Stated goal |
For each line that holds "entire", copy the line out.

Records supplied |

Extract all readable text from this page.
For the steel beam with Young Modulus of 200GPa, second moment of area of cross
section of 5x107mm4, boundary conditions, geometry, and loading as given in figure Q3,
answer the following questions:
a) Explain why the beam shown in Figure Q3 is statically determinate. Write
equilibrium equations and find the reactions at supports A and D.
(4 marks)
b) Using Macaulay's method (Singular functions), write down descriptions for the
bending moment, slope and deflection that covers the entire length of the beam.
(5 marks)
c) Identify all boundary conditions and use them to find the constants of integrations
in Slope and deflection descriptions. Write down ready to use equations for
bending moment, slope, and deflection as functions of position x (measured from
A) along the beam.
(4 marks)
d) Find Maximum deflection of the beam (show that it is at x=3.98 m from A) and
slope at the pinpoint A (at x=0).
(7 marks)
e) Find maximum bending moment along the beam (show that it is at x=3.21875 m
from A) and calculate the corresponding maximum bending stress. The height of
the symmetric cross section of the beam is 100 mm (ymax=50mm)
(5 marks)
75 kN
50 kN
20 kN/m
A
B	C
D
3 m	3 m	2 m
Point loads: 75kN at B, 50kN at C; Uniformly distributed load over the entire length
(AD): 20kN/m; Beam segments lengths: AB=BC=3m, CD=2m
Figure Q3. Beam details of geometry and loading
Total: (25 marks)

Exercise solution |
bending moment, slope and deflection that covers the entire length of the beam.
Point loads: 75kN at B, 50kN at C; Uniformly distributed load over the entire length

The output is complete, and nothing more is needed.